TASK: Convert each line of the records below into a JSON list of strings, one string per line, and omit any blank lines.

EXERCISE INPUT:
-------------------------

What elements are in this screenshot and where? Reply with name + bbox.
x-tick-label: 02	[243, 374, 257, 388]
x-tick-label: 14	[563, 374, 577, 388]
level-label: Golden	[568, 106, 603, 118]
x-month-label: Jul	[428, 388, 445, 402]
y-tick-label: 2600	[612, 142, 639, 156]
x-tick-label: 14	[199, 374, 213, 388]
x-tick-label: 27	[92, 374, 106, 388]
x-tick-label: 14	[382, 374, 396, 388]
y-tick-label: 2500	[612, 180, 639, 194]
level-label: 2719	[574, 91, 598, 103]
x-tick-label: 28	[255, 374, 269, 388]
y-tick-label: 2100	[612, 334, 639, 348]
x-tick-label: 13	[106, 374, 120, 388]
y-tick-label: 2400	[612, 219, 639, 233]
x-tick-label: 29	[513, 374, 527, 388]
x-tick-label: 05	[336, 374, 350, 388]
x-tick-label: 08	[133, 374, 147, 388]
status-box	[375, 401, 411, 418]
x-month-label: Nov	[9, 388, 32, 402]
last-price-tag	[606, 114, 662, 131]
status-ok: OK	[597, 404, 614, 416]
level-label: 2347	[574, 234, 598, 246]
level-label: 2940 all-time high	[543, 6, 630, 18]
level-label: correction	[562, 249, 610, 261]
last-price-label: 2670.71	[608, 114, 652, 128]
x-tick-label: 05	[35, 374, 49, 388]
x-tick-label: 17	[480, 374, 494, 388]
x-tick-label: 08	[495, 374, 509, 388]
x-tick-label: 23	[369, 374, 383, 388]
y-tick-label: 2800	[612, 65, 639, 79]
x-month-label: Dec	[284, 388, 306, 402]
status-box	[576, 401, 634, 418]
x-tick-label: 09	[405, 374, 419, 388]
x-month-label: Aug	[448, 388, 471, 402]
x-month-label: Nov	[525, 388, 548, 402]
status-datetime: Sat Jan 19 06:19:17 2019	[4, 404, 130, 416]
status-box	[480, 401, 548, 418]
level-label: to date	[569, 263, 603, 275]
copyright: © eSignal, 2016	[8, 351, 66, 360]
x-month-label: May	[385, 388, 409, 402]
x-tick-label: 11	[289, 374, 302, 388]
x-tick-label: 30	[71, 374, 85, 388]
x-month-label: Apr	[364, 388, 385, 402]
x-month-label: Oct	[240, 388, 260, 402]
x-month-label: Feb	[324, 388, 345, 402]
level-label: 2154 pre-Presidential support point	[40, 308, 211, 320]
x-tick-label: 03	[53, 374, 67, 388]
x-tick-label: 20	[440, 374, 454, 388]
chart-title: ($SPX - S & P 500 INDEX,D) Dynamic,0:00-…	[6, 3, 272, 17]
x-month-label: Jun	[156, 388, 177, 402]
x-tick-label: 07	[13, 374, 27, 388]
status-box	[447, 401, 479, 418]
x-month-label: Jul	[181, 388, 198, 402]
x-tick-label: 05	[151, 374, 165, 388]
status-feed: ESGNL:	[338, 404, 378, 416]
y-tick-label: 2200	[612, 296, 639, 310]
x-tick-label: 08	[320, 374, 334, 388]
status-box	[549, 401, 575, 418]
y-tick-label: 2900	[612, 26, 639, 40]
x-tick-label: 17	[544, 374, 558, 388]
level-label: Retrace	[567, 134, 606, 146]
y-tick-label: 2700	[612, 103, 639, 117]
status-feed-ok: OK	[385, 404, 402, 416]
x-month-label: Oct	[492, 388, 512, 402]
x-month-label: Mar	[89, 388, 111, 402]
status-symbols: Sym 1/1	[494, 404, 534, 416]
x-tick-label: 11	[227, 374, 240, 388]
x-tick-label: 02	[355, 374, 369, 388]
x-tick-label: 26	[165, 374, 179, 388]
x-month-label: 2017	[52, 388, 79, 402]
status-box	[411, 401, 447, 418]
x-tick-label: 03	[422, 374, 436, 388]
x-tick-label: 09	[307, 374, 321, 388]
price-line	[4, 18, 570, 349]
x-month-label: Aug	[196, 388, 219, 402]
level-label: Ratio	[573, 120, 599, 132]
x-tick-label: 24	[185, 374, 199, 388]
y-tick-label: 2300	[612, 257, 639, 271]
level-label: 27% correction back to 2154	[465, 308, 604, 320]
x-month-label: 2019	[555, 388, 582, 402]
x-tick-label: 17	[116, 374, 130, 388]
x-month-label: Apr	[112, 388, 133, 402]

-------------------------

WRITTEN RESPONSE:
[
  "What elements are in this screenshot and where? Reply with name + bbox.",
  "x-tick-label: 02\t[243, 374, 257, 388]",
  "x-tick-label: 14\t[563, 374, 577, 388]",
  "level-label: Golden\t[568, 106, 603, 118]",
  "x-month-label: Jul\t[428, 388, 445, 402]",
  "y-tick-label: 2600\t[612, 142, 639, 156]",
  "x-tick-label: 14\t[199, 374, 213, 388]",
  "x-tick-label: 27\t[92, 374, 106, 388]",
  "x-tick-label: 14\t[382, 374, 396, 388]",
  "y-tick-label: 2500\t[612, 180, 639, 194]",
  "level-label: 2719\t[574, 91, 598, 103]",
  "x-tick-label: 28\t[255, 374, 269, 388]",
  "y-tick-label: 2100\t[612, 334, 639, 348]",
  "x-tick-label: 13\t[106, 374, 120, 388]",
  "y-tick-label: 2400\t[612, 219, 639, 233]",
  "x-tick-label: 29\t[513, 374, 527, 388]",
  "x-tick-label: 05\t[336, 374, 350, 388]",
  "x-tick-label: 08\t[133, 374, 147, 388]",
  "status-box\t[375, 401, 411, 418]",
  "x-month-label: Nov\t[9, 388, 32, 402]",
  "last-price-tag\t[606, 114, 662, 131]",
  "status-ok: OK\t[597, 404, 614, 416]",
  "level-label: 2347\t[574, 234, 598, 246]",
  "level-label: 2940 all-time high\t[543, 6, 630, 18]",
  "level-label: correction\t[562, 249, 610, 261]",
  "last-price-label: 2670.71\t[608, 114, 652, 128]",
  "x-tick-label: 05\t[35, 374, 49, 388]",
  "x-tick-label: 17\t[480, 374, 494, 388]",
  "x-tick-label: 08\t[495, 374, 509, 388]",
  "x-tick-label: 23\t[369, 374, 383, 388]",
  "y-tick-label: 2800\t[612, 65, 639, 79]",
  "x-month-label: Dec\t[284, 388, 306, 402]",
  "status-box\t[576, 401, 634, 418]",
  "x-tick-label: 09\t[405, 374, 419, 388]",
  "x-month-label: Aug\t[448, 388, 471, 402]",
  "x-month-label: Nov\t[525, 388, 548, 402]",
  "status-datetime: Sat Jan 19 06:19:17 2019\t[4, 404, 130, 416]",
  "status-box\t[480, 401, 548, 418]",
  "level-label: to date\t[569, 263, 603, 275]",
  "copyright: © eSignal, 2016\t[8, 351, 66, 360]",
  "x-month-label: May\t[385, 388, 409, 402]",
  "x-tick-label: 11\t[289, 374, 302, 388]",
  "x-tick-label: 30\t[71, 374, 85, 388]",
  "x-month-label: Apr\t[364, 388, 385, 402]",
  "x-month-label: Oct\t[240, 388, 260, 402]",
  "x-month-label: Feb\t[324, 388, 345, 402]",
  "level-label: 2154 pre-Presidential support point\t[40, 308, 211, 320]",
  "x-tick-label: 03\t[53, 374, 67, 388]",
  "x-tick-label: 20\t[440, 374, 454, 388]",
  "chart-title: ($SPX - S & P 500 INDEX,D) Dynamic,0:00-…\t[6, 3, 272, 17]",
  "x-month-label: Jun\t[156, 388, 177, 402]",
  "x-tick-label: 07\t[13, 374, 27, 388]",
  "status-box\t[447, 401, 479, 418]",
  "x-month-label: Jul\t[181, 388, 198, 402]",
  "x-tick-label: 05\t[151, 374, 165, 388]",
  "status-feed: ESGNL:\t[338, 404, 378, 416]",
  "y-tick-label: 2200\t[612, 296, 639, 310]",
  "x-tick-label: 08\t[320, 374, 334, 388]",
  "status-box\t[549, 401, 575, 418]",
  "y-tick-label: 2900\t[612, 26, 639, 40]",
  "x-tick-label: 17\t[544, 374, 558, 388]",
  "level-label: Retrace\t[567, 134, 606, 146]",
  "y-tick-label: 2700\t[612, 103, 639, 117]",
  "status-feed-ok: OK\t[385, 404, 402, 416]",
  "x-month-label: Oct\t[492, 388, 512, 402]",
  "x-month-label: Mar\t[89, 388, 111, 402]",
  "status-symbols: Sym 1/1\t[494, 404, 534, 416]",
  "x-tick-label: 11\t[227, 374, 240, 388]",
  "x-tick-label: 02\t[355, 374, 369, 388]",
  "x-tick-label: 26\t[165, 374, 179, 388]",
  "x-month-label: 2017\t[52, 388, 79, 402]",
  "status-box\t[411, 401, 447, 418]",
  "x-tick-label: 03\t[422, 374, 436, 388]",
  "x-tick-label: 09\t[307, 374, 321, 388]",
  "price-line\t[4, 18, 570, 349]",
  "x-month-label: Aug\t[196, 388, 219, 402]",
  "level-label: Ratio\t[573, 120, 599, 132]",
  "x-tick-label: 24\t[185, 374, 199, 388]",
  "y-tick-label: 2300\t[612, 257, 639, 271]",
  "level-label: 27% correction back to 2154\t[465, 308, 604, 320]",
  "x-month-label: 2019\t[555, 388, 582, 402]",
  "x-tick-label: 17\t[116, 374, 130, 388]",
  "x-month-label: Apr\t[112, 388, 133, 402]"
]